• [Document passage]:
* * * *

2.3. Reliability-centered maintenance
Reliability-centered maintenance (RCM) is a process that ensures equipment or systems operate under optimal conditions. In simpler terms, RCM is a systematic method that aims to maintain the Reliability Index at the desired level by equationing an optimal maintenance strategy while minimizing production costs. 31 The objective of Reliability-Centered Maintenance is to establish effective maintenance and repair programs. This involves optimizing equipment performance, preventing premature breakdowns, and minimizing the impact of any breakdowns that do occur. 35
The optimal level of production and efficiency in production systems prone to failure can be determined by considering the combination of maintenance and repair policy and inventory control. 38 Production planning and machine reliability are key factors in the flexibility of production systems, leading to reduced production costs and increased efficiency. 39 The increasing importance of maintenance and repairs has resulted in the development and implementation of optimal strategies to improve machinery reliability, minimize breakdowns, and reduce repair costs. 32 One approach is to implement a policy that includes preventive repairs when a piece of equipment reaches a predetermined level of failure rate or reliability, as well as corrective repairs when failures occur. This policy ensures that the system’s reliability remains at the desired level. 33 Choosing the right maintenance strategy is a crucial decision-making process in the industry. Reliability-centered maintenance (RCM) is an advanced strategy that incorporates the benefits of traditional approaches. RCM selects the most suitable maintenance strategy for all equipment in the factory machinery process based on reliable parameters. It requires the collection and analysis of device failure data. 40 By analyzing risks and identifying the causes of system failure, maintenance and repair activities can be implemented to enhance efficiency and performance.
In studies exploring maintenance and production planning for manufacturing systems prone to failure, significant research has been conducted. Kenné and Nkeungoue 41 investigated simultaneous control of production rate, corrective and preventive maintenance, and repairs to minimize production costs, reduce maintenance and repair inventory, and address scrap shortages. Their approach focused on modeling the relationship between production unit age and failure rates, illustrating findings through numerical examples. Dehayem et al. 42 explored strategies for managing production, repair/replacement, and preventive maintenance in systems handling perishable items. Their goal was to optimize decision-making processes by minimizing costs associated with repair/replacement, preventive maintenance, maintenance, and inventory shortages over extended planning horizons. Their study underscored the sudden nature of production unit breakdowns and proposed solutions using the semi-Markov decision-making process and dynamic planning methods, showing substantial cost reductions and extended equipment lifespan.
Selvik and Aven 43 introduced Reliability-Centered Maintenance and repairs (RCM) as a method focusing on reliability and failure consequence management. They expanded on this with risk and reliability-centered maintenance (RRCM), integrating risk considerations alongside reliability to address uncertainties and potential events. Case studies from the offshore oil and gas industry were used to illustrate their approach. Yssaad and Abene 44 optimized Reliability-Centered Maintenance in power distribution systems, criticizing limitations in using FMEA analysis for repair optimization and proposing a comprehensive reliability study (RAMS) as an alternative, highlighting overlooked evaluation criteria in electrical systems.

* * * *

[Stored items]
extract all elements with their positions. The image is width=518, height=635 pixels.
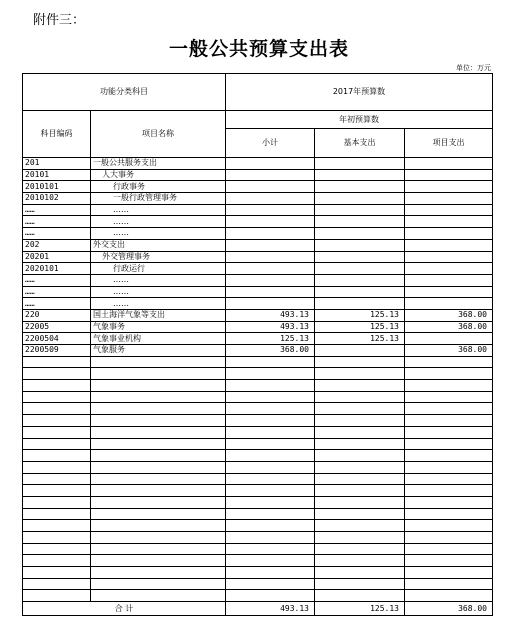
project-cell: 368.00 (405, 309, 493, 321)
project-cell (405, 239, 493, 251)
empty-cell (405, 461, 493, 473)
basic-cell: 125.13 (315, 333, 405, 345)
empty-cell (405, 403, 493, 415)
empty-cell (226, 426, 315, 438)
empty-cell (226, 555, 315, 567)
empty-cell (23, 415, 91, 427)
empty-row (23, 426, 493, 438)
code-cell: …… (23, 216, 91, 228)
empty-cell (23, 356, 91, 368)
empty-cell (226, 485, 315, 497)
table-row (23, 345, 493, 357)
code-cell: 2020101 (23, 263, 91, 275)
empty-cell (315, 380, 405, 392)
basic-cell (315, 158, 405, 170)
empty-cell (23, 520, 91, 532)
empty-cell (23, 380, 91, 392)
subtotal-cell: 125.13 (226, 333, 315, 345)
empty-cell (226, 520, 315, 532)
subtotal-cell (226, 263, 315, 275)
name-cell: …… (91, 298, 226, 310)
empty-cell (226, 415, 315, 427)
subtotal-cell: 368.00 (226, 345, 315, 357)
empty-cell (91, 520, 226, 532)
project-cell (405, 193, 493, 205)
empty-cell (315, 461, 405, 473)
empty-cell (226, 578, 315, 590)
name-cell: …… (91, 216, 226, 228)
empty-cell (405, 415, 493, 427)
project-cell: 368.00 (405, 321, 493, 333)
code-cell: 20201 (23, 251, 91, 263)
code-cell: 22005 (23, 321, 91, 333)
basic-cell (315, 345, 405, 357)
subtotal-cell (226, 239, 315, 251)
empty-row (23, 415, 493, 427)
empty-cell (23, 426, 91, 438)
subtotal-cell (226, 228, 315, 240)
table-row (23, 193, 493, 205)
project-cell (405, 263, 493, 275)
name-cell: …… (91, 286, 226, 298)
name-cell: 一般公共服务支出 (91, 158, 226, 170)
code-cell: …… (23, 228, 91, 240)
code-cell: …… (23, 274, 91, 286)
empty-cell (91, 403, 226, 415)
attachment-label: 附件三： (33, 13, 86, 28)
empty-row (23, 496, 493, 508)
code-cell: 2200504 (23, 333, 91, 345)
code-header: 科目编码 (23, 111, 91, 158)
name-cell: 气象服务 (91, 345, 226, 357)
empty-cell (226, 391, 315, 403)
empty-cell (315, 368, 405, 380)
empty-cell (405, 473, 493, 485)
empty-row (23, 461, 493, 473)
basic-cell (315, 274, 405, 286)
empty-cell (405, 532, 493, 544)
header-row-1 (23, 74, 493, 111)
name-cell: 气象事务 (91, 321, 226, 333)
empty-cell (405, 496, 493, 508)
project-cell (405, 333, 493, 345)
subtotal-cell (226, 204, 315, 216)
page-title: 一般公共预算支出表 (168, 38, 349, 60)
name-header: 项目名称 (91, 111, 226, 158)
empty-cell (226, 356, 315, 368)
code-cell: 2010101 (23, 181, 91, 193)
name-cell: 行政事务 (91, 181, 226, 193)
empty-cell (315, 426, 405, 438)
empty-cell (91, 450, 226, 462)
name-cell: 气象事业机构 (91, 333, 226, 345)
empty-cell (226, 473, 315, 485)
table-row (23, 309, 493, 321)
code-cell: 202 (23, 239, 91, 251)
table-row (23, 228, 493, 240)
empty-cell (91, 438, 226, 450)
basic-cell (315, 216, 405, 228)
empty-cell (23, 438, 91, 450)
empty-row (23, 543, 493, 555)
empty-cell (23, 496, 91, 508)
empty-cell (226, 567, 315, 579)
code-cell: 220 (23, 309, 91, 321)
empty-row (23, 520, 493, 532)
basic-cell (315, 204, 405, 216)
empty-cell (23, 391, 91, 403)
empty-cell (23, 461, 91, 473)
empty-cell (23, 508, 91, 520)
empty-cell (315, 403, 405, 415)
empty-cell (315, 473, 405, 485)
empty-cell (91, 380, 226, 392)
empty-cell (23, 578, 91, 590)
empty-cell (315, 543, 405, 555)
empty-cell (405, 567, 493, 579)
total-basic: 125.13 (315, 602, 405, 616)
empty-row (23, 555, 493, 567)
code-cell: …… (23, 286, 91, 298)
table-row (23, 251, 493, 263)
empty-cell (405, 578, 493, 590)
empty-cell (91, 461, 226, 473)
table-row (23, 239, 493, 251)
project-cell: 368.00 (405, 345, 493, 357)
empty-cell (315, 415, 405, 427)
table-row (23, 158, 493, 170)
empty-cell (226, 543, 315, 555)
total-project: 368.00 (405, 602, 493, 616)
empty-cell (91, 485, 226, 497)
total-row (23, 602, 493, 616)
basic-cell (315, 251, 405, 263)
func-class-header: 功能分类科目 (23, 74, 226, 111)
empty-cell (91, 543, 226, 555)
basic-cell: 125.13 (315, 309, 405, 321)
name-cell: …… (91, 274, 226, 286)
empty-cell (405, 426, 493, 438)
empty-row (23, 508, 493, 520)
empty-row (23, 356, 493, 368)
empty-row (23, 438, 493, 450)
empty-cell (226, 461, 315, 473)
empty-cell (315, 450, 405, 462)
empty-cell (226, 450, 315, 462)
code-cell: …… (23, 298, 91, 310)
empty-cell (91, 555, 226, 567)
empty-cell (315, 356, 405, 368)
total-label: 合 计 (23, 602, 226, 616)
empty-row (23, 485, 493, 497)
empty-cell (315, 496, 405, 508)
empty-cell (315, 485, 405, 497)
empty-cell (23, 532, 91, 544)
table-row (23, 298, 493, 310)
name-cell: 外交支出 (91, 239, 226, 251)
empty-row (23, 567, 493, 579)
basic-header: 基本支出 (315, 129, 405, 158)
project-cell (405, 286, 493, 298)
table-row (23, 286, 493, 298)
empty-cell (405, 438, 493, 450)
empty-cell (405, 391, 493, 403)
empty-cell (23, 450, 91, 462)
basic-cell (315, 169, 405, 181)
empty-cell (226, 496, 315, 508)
empty-cell (405, 368, 493, 380)
header-row-2 (23, 111, 493, 129)
empty-cell (226, 590, 315, 602)
empty-cell (91, 532, 226, 544)
empty-cell (226, 438, 315, 450)
basic-cell (315, 239, 405, 251)
empty-cell (405, 543, 493, 555)
project-cell (405, 274, 493, 286)
table-row (23, 204, 493, 216)
budget-table (22, 73, 493, 616)
empty-cell (91, 391, 226, 403)
empty-cell (315, 532, 405, 544)
empty-cell (315, 391, 405, 403)
empty-cell (315, 590, 405, 602)
empty-cell (23, 473, 91, 485)
project-header: 项目支出 (405, 129, 493, 158)
empty-row (23, 473, 493, 485)
code-cell: 2200509 (23, 345, 91, 357)
table-row (23, 263, 493, 275)
empty-cell (405, 520, 493, 532)
empty-cell (23, 368, 91, 380)
table-row (23, 169, 493, 181)
subtotal-cell (226, 286, 315, 298)
project-cell (405, 228, 493, 240)
project-cell (405, 216, 493, 228)
name-cell: …… (91, 228, 226, 240)
empty-cell (91, 356, 226, 368)
name-cell: 国土海洋气象等支出 (91, 309, 226, 321)
empty-cell (315, 578, 405, 590)
table-row (23, 274, 493, 286)
empty-cell (91, 426, 226, 438)
empty-cell (23, 555, 91, 567)
subtotal-cell (226, 158, 315, 170)
empty-row (23, 368, 493, 380)
empty-cell (405, 485, 493, 497)
code-cell: …… (23, 204, 91, 216)
subtotal-cell: 493.13 (226, 309, 315, 321)
empty-cell (91, 415, 226, 427)
name-cell: 一般行政管理事务 (91, 193, 226, 205)
table-row (23, 216, 493, 228)
empty-cell (405, 555, 493, 567)
basic-cell (315, 286, 405, 298)
budget-2017-header: 2017年预算数 (226, 74, 493, 111)
table-row (23, 181, 493, 193)
table-row (23, 321, 493, 333)
basic-cell: 125.13 (315, 321, 405, 333)
empty-cell (315, 567, 405, 579)
project-cell (405, 298, 493, 310)
name-cell: 人大事务 (91, 169, 226, 181)
code-cell: 2010102 (23, 193, 91, 205)
basic-cell (315, 181, 405, 193)
subtotal-cell (226, 298, 315, 310)
empty-cell (315, 508, 405, 520)
empty-cell (91, 578, 226, 590)
empty-cell (91, 473, 226, 485)
subtotal-cell: 493.13 (226, 321, 315, 333)
total-subtotal: 493.13 (226, 602, 315, 616)
empty-cell (91, 590, 226, 602)
empty-cell (23, 485, 91, 497)
subtotal-cell (226, 274, 315, 286)
empty-cell (23, 543, 91, 555)
project-cell (405, 158, 493, 170)
empty-row (23, 578, 493, 590)
empty-row (23, 380, 493, 392)
empty-row (23, 450, 493, 462)
empty-cell (405, 356, 493, 368)
project-cell (405, 204, 493, 216)
empty-cell (226, 508, 315, 520)
empty-row (23, 403, 493, 415)
empty-cell (23, 403, 91, 415)
subtotal-cell (226, 169, 315, 181)
empty-cell (405, 380, 493, 392)
code-cell: 20101 (23, 169, 91, 181)
empty-cell (405, 450, 493, 462)
subtotal-cell (226, 193, 315, 205)
empty-cell (91, 508, 226, 520)
empty-row (23, 391, 493, 403)
empty-cell (315, 555, 405, 567)
empty-cell (315, 438, 405, 450)
empty-cell (315, 520, 405, 532)
empty-row (23, 590, 493, 602)
subtotal-cell (226, 251, 315, 263)
empty-row (23, 532, 493, 544)
name-cell: …… (91, 204, 226, 216)
project-cell (405, 181, 493, 193)
project-cell (405, 251, 493, 263)
basic-cell (315, 193, 405, 205)
empty-cell (23, 590, 91, 602)
initial-budget-header: 年初预算数 (226, 111, 493, 129)
subtotal-cell (226, 216, 315, 228)
empty-cell (405, 590, 493, 602)
empty-cell (91, 368, 226, 380)
code-cell: 201 (23, 158, 91, 170)
empty-cell (405, 508, 493, 520)
subtotal-header: 小计 (226, 129, 315, 158)
table-row (23, 333, 493, 345)
basic-cell (315, 228, 405, 240)
basic-cell (315, 263, 405, 275)
empty-cell (226, 403, 315, 415)
basic-cell (315, 298, 405, 310)
empty-cell (23, 567, 91, 579)
empty-cell (91, 567, 226, 579)
empty-cell (226, 380, 315, 392)
project-cell (405, 169, 493, 181)
empty-cell (91, 496, 226, 508)
name-cell: 外交管理事务 (91, 251, 226, 263)
subtotal-cell (226, 181, 315, 193)
empty-cell (226, 532, 315, 544)
unit-label: 单位：万元 (456, 64, 491, 72)
empty-cell (226, 368, 315, 380)
name-cell: 行政运行 (91, 263, 226, 275)
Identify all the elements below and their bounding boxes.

* * * *

• [Set of tasks]:
a - Answer these questions using the reliability-centered maintenance passage:
(i) What does RCM require?
(ii) From which industry did Selvik and Aven draw their case studies?
(iii) What did Yssaad and Abene propose as an alternative to FMEA analysis?
b - Decide whether each statement agrees with the reliability-centered maintenance passage:
(i) Dehayem et al. studied systems that handle perishable items.
(ii) Kenné and Nkeungoue illustrated their findings with case studies from the offshore oil and gas industry.
(iii) RRCM integrates risk considerations alongside reliability.

• [Full solutions]:
a -
(i) RCM requires the collection and analysis of device failure data.
(ii) They drew them from the offshore oil and gas industry.
(iii) They proposed a comprehensive reliability study (RAMS).

b -
(i) Yes: "systems handling perishable items"
(ii) No: "illustrating findings through numerical examples"
(iii) Yes: "integrating risk considerations alongside reliability"